> [Requirements] Show all lines from the data that include the word "повышения".

> [Rows]

-------

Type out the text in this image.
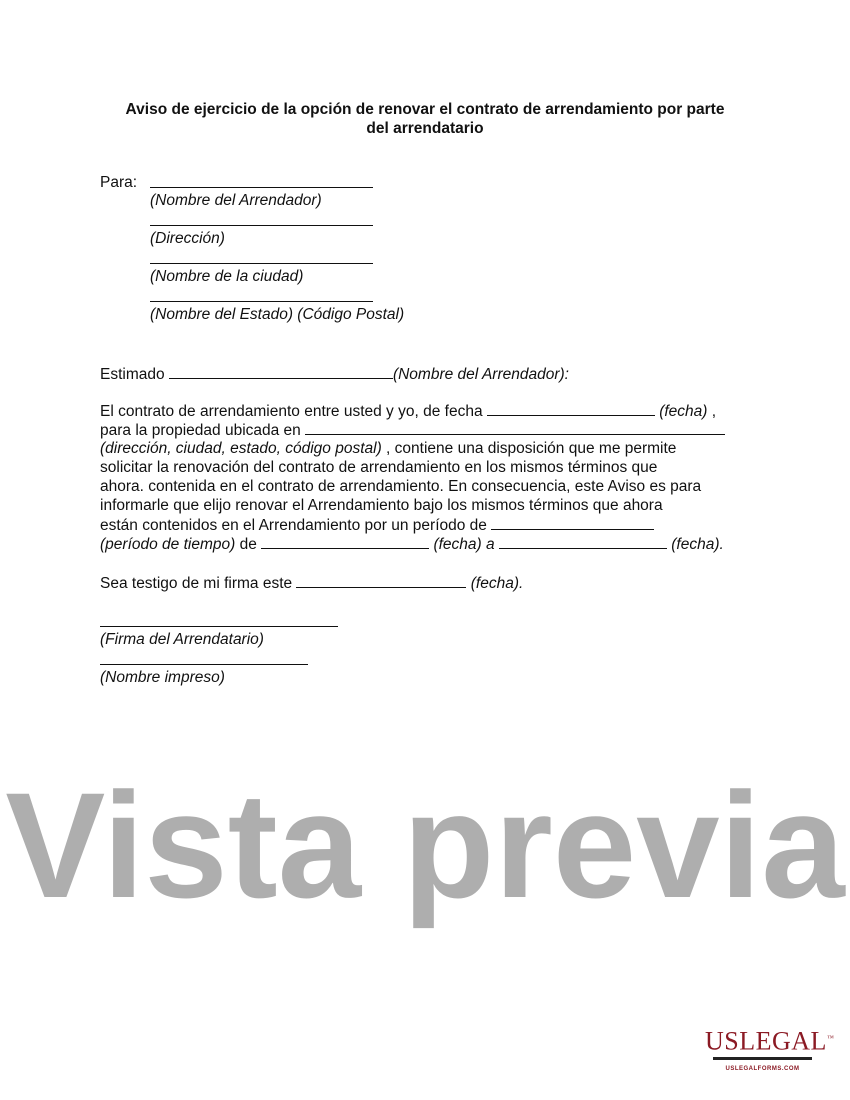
Aviso de ejercicio de la opción de renovar el contrato de arrendamiento por parte
del arrendatario
Para:
(Nombre del Arrendador)
(Dirección)
(Nombre de la ciudad)
(Nombre del Estado) (Código Postal)
Estimado	(Nombre del Arrendador):
El contrato de arrendamiento entre usted y yo, de fecha	(fecha) ,
para la propiedad ubicada en
(dirección, ciudad, estado, código postal) , contiene una disposición que me permite
solicitar la renovación del contrato de arrendamiento en los mismos términos que
ahora. contenida en el contrato de arrendamiento. En consecuencia, este Aviso es para
informarle que elijo renovar el Arrendamiento bajo los mismos términos que ahora
están contenidos en el Arrendamiento por un período de
(período de tiempo) de	(fecha) a	(fecha).
Sea testigo de mi firma este	(fecha).
(Firma del Arrendatario)
(Nombre impreso)
Vista previa
USLEGAL™
USLEGALFORMS.COM
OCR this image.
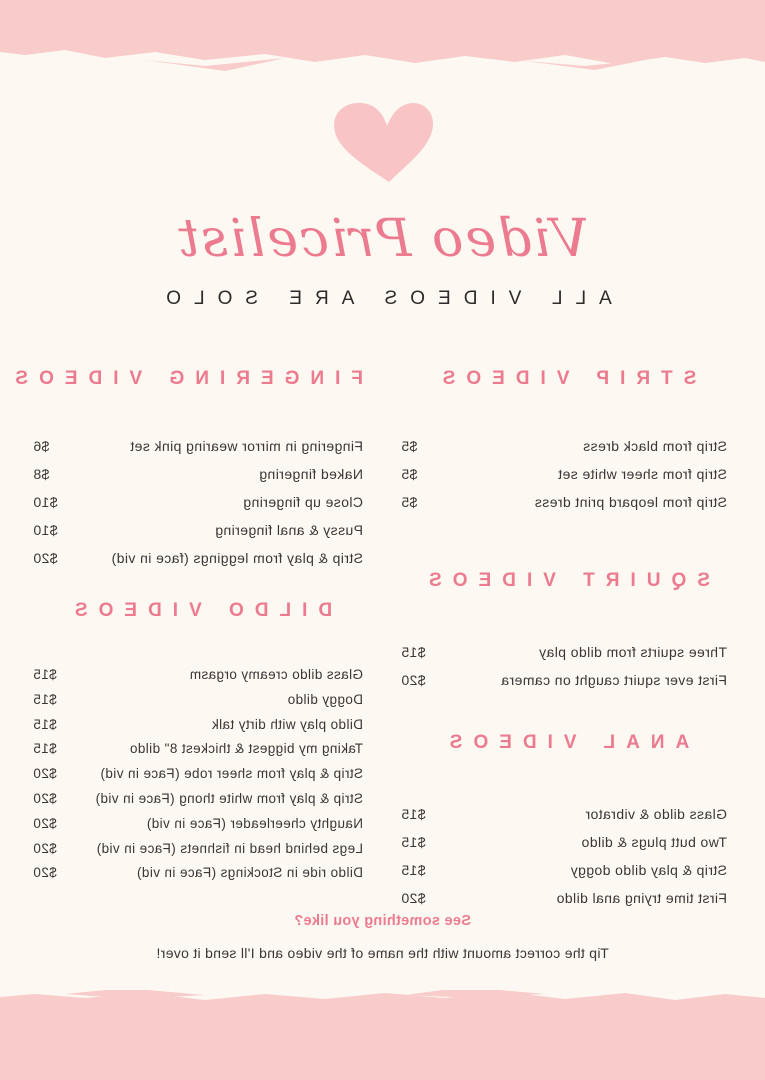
Video Pricelist
ALL VIDEOS ARE SOLO
FINGERING VIDEOS
Fingering in mirror wearing pink set
$6
Naked fingering
$8
Close up fingering
$10
Pussy & anal fingering
$10
Strip & play from leggings (face in vid)
$20
DILDO VIDEOS
Glass dildo creamy orgasm
$15
Doggy dildo
$15
Dildo play with dirty talk
$15
Taking my biggest & thickest 8" dildo
$15
Strip & play from sheer robe (Face in vid)
$20
Strip & play from white thong (Face in vid)
$20
Naughty cheerleader (Face in vid)
$20
Legs behind head in fishnets (Face in vid)
$20
Dildo ride in Stockings (Face in vid)
$20
STRIP VIDEOS
Strip from black dress
$5
Strip from sheer white set
$5
Strip from leopard print dress
$5
SQUIRT VIDEOS
Three squirts from dildo play
$15
First ever squirt caught on camera
$20
ANAL VIDEOS
Glass dildo & vibrator
$15
Two butt plugs & dildo
$15
Strip & play dildo doggy
$15
First time trying anal dildo
$20
See something you like?
Tip the correct amount with the name of the video and I'll send it over!
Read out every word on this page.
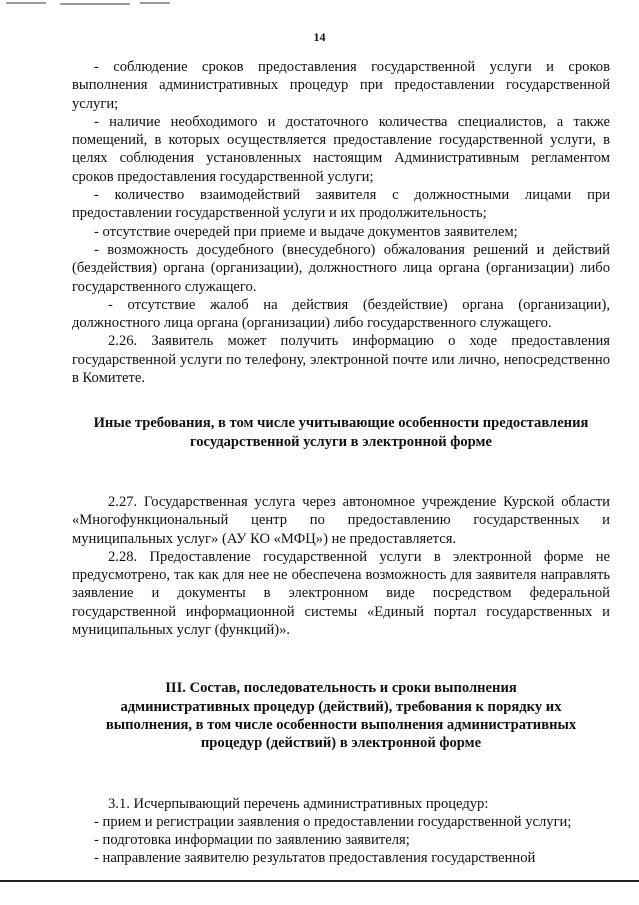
14

- соблюдение сроков предоставления государственной услуги и сроков выполнения административных процедур при предоставлении государственной услуги;

- наличие необходимого и достаточного количества специалистов, а также помещений, в которых осуществляется предоставление государственной услуги, в целях соблюдения установленных настоящим Административным регламентом сроков предоставления государственной услуги;

- количество взаимодействий заявителя с должностными лицами при предоставлении государственной услуги и их продолжительность;

- отсутствие очередей при приеме и выдаче документов заявителем;

- возможность досудебного (внесудебного) обжалования решений и действий (бездействия) органа (организации), должностного лица органа (организации) либо государственного служащего.

- отсутствие жалоб на действия (бездействие) органа (организации), должностного лица органа (организации) либо государственного служащего.

2.26. Заявитель может получить информацию о ходе предоставления государственной услуги по телефону, электронной почте или лично, непосредственно в Комитете.

Иные требования, в том числе учитывающие особенности предоставления
государственной услуги в электронной форме

2.27. Государственная услуга через автономное учреждение Курской области «Многофункциональный центр по предоставлению государственных и муниципальных услуг» (АУ КО «МФЦ») не предоставляется.

2.28. Предоставление государственной услуги в электронной форме не предусмотрено, так как для нее не обеспечена возможность для заявителя направлять заявление и документы в электронном виде посредством федеральной государственной информационной системы «Единый портал государственных и муниципальных услуг (функций)».

III. Состав, последовательность и сроки выполнения
административных процедур (действий), требования к порядку их
выполнения, в том числе особенности выполнения административных
процедур (действий) в электронной форме

3.1. Исчерпывающий перечень административных процедур:

- прием и регистрации заявления о предоставлении государственной услуги;

- подготовка информации по заявлению заявителя;

- направление заявителю результатов предоставления государственной
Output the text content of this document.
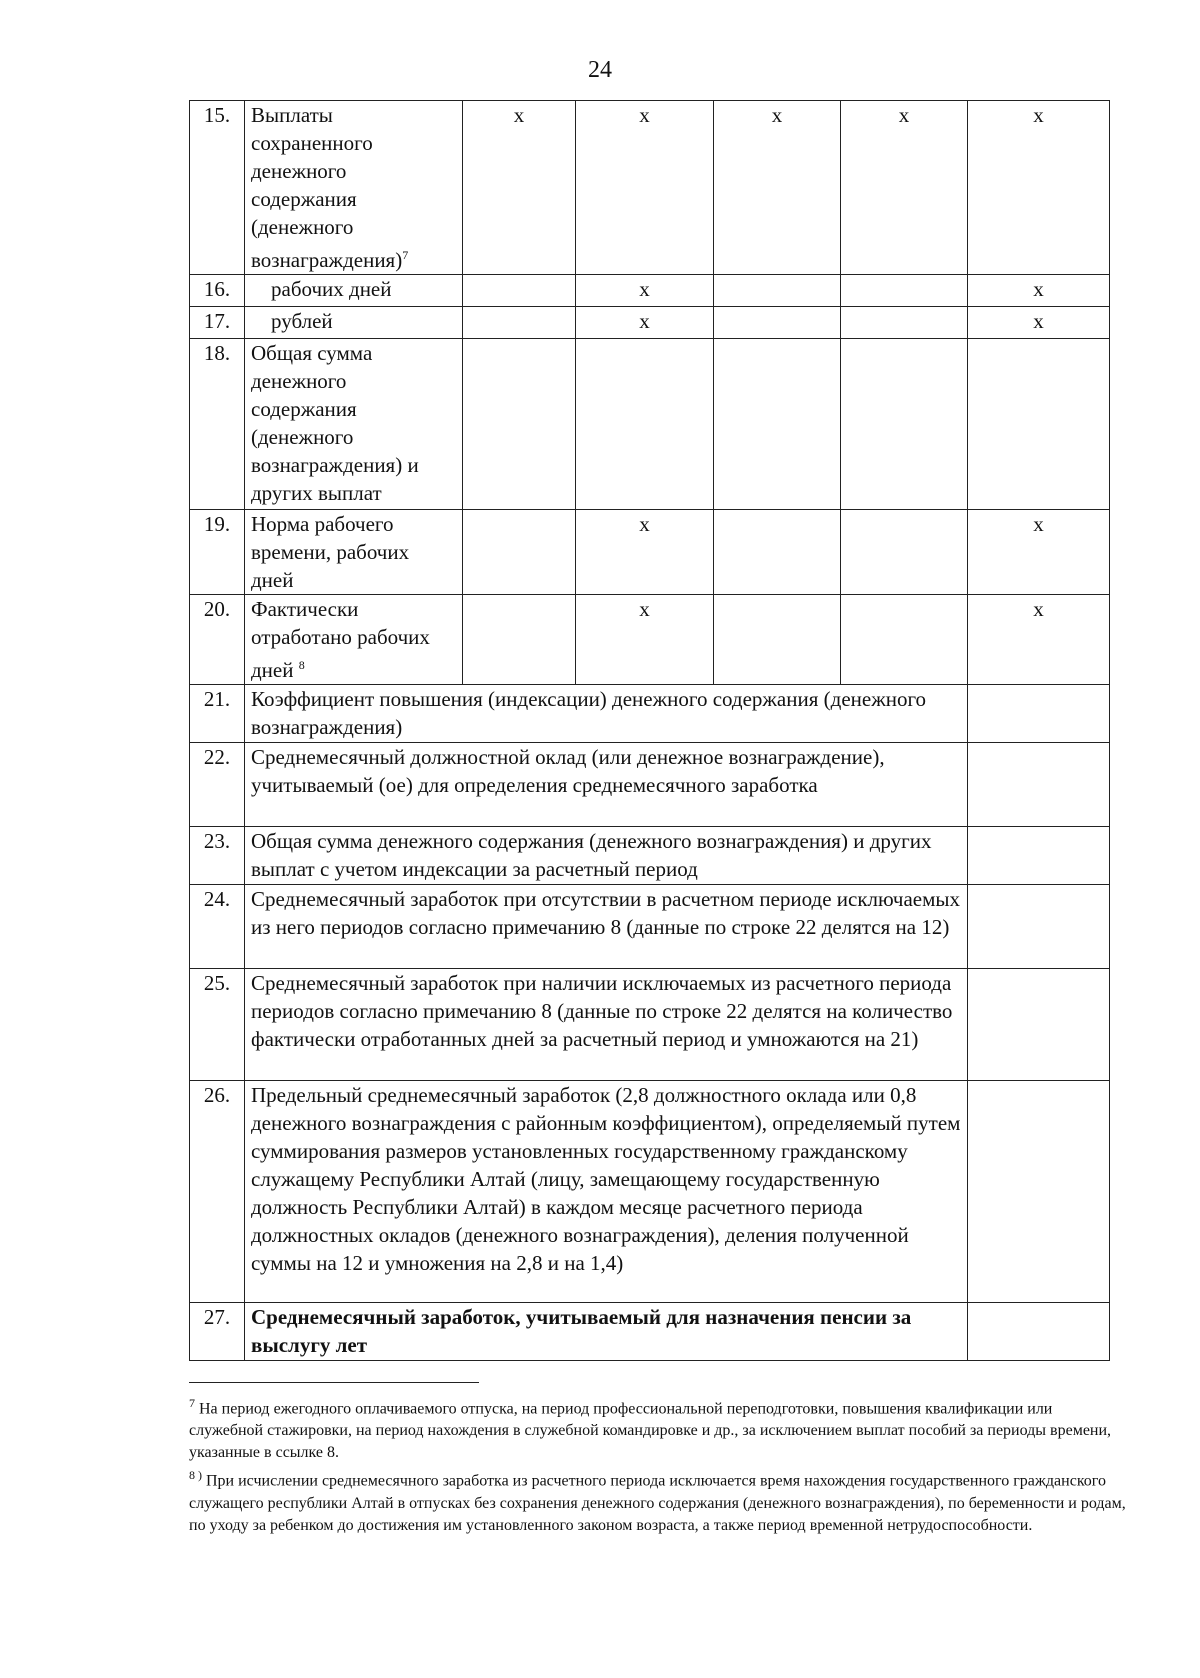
24
15.	Выплаты сохраненного денежного содержания (денежного вознаграждения)$^7$	x	x	x	x	x
16.	рабочих дней		x			x
17.	рублей		x			x
18.	Общая сумма денежного содержания (денежного вознаграждения) и других выплат					
19.	Норма рабочего времени, рабочих дней		x			x
20.	Фактически отработано рабочих дней $^8$		x			x
21.	Коэффициент повышения (индексации) денежного содержания (денежного вознаграждения)					
22.	Среднемесячный должностной оклад (или денежное вознаграждение), учитываемый (ое) для определения среднемесячного заработка					
23.	Общая сумма денежного содержания (денежного вознаграждения) и других выплат с учетом индексации за расчетный период					
24.	Среднемесячный заработок при отсутствии в расчетном периоде исключаемых из него периодов согласно примечанию 8 (данные по строке 22 делятся на 12)					
25.	Среднемесячный заработок при наличии исключаемых из расчетного периода периодов согласно примечанию 8 (данные по строке 22 делятся на количество фактически отработанных дней за расчетный период и умножаются на 21)					
26.	Предельный среднемесячный заработок (2,8 должностного оклада или 0,8 денежного вознаграждения с районным коэффициентом), определяемый путем суммирования размеров установленных государственному гражданскому служащему Республики Алтай (лицу, замещающему государственную должность Республики Алтай) в каждом месяце расчетного периода должностных окладов (денежного вознаграждения), деления полученной суммы на 12 и умножения на 2,8 и на 1,4)					
27.	Среднемесячный заработок, учитываемый для назначения пенсии за выслугу лет					

$^7$ На период ежегодного оплачиваемого отпуска, на период профессиональной переподготовки, повышения квалификации или служебной стажировки, на период нахождения в служебной командировке и др., за исключением выплат пособий за периоды времени, указанные в ссылке 8.

$^{8 )}$ При исчислении среднемесячного заработка из расчетного периода исключается время нахождения государственного гражданского служащего республики Алтай в отпусках без сохранения денежного содержания (денежного вознаграждения), по беременности и родам, по уходу за ребенком до достижения им установленного законом возраста, а также период временной нетрудоспособности.
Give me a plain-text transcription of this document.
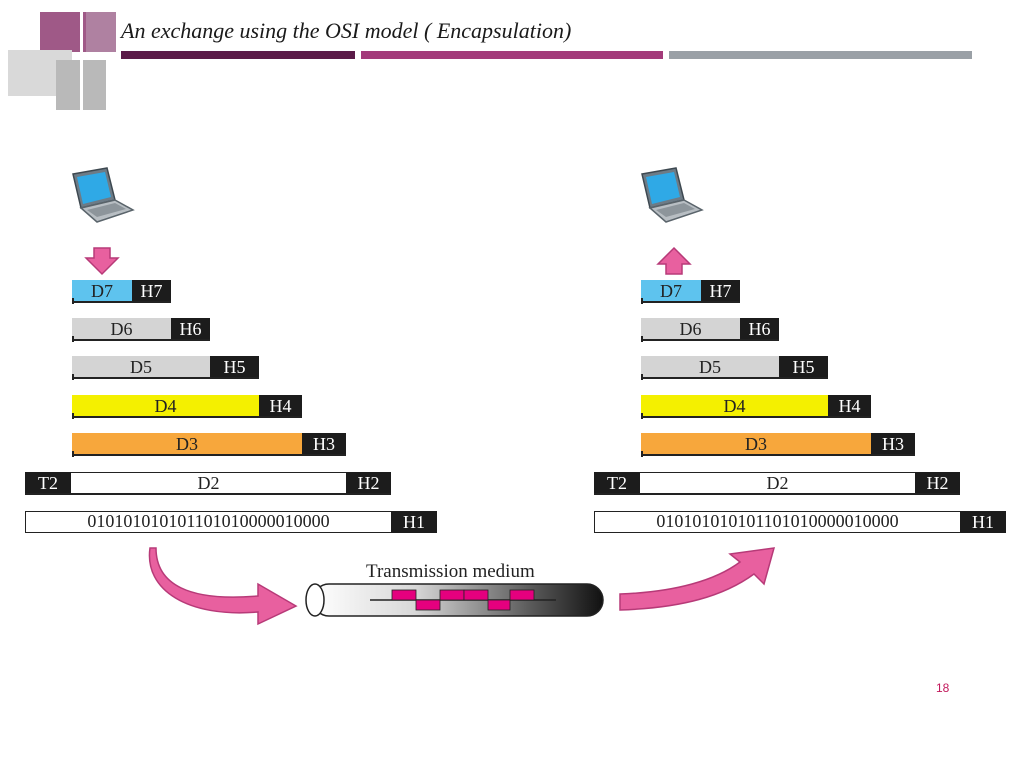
An exchange using the OSI model ( Encapsulation)
D7	H7
D6	H6
D5	H5
D4	H4
D3	H3
T2	D2	H2
010101010101101010000010000	H1
D7	H7
D6	H6
D5	H5
D4	H4
D3	H3
T2	D2	H2
010101010101101010000010000	H1
Transmission medium
18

-------

> [Expected output]
21.	Коэффициент повышения (индексации) денежного содержания (денежного вознаграждения)					
$^7$ На период ежегодного оплачиваемого отпуска, на период профессиональной переподготовки, повышения квалификации или служебной стажировки, на период нахождения в служебной командировке и др., за исключением выплат пособий за периоды времени, указанные в ссылке 8.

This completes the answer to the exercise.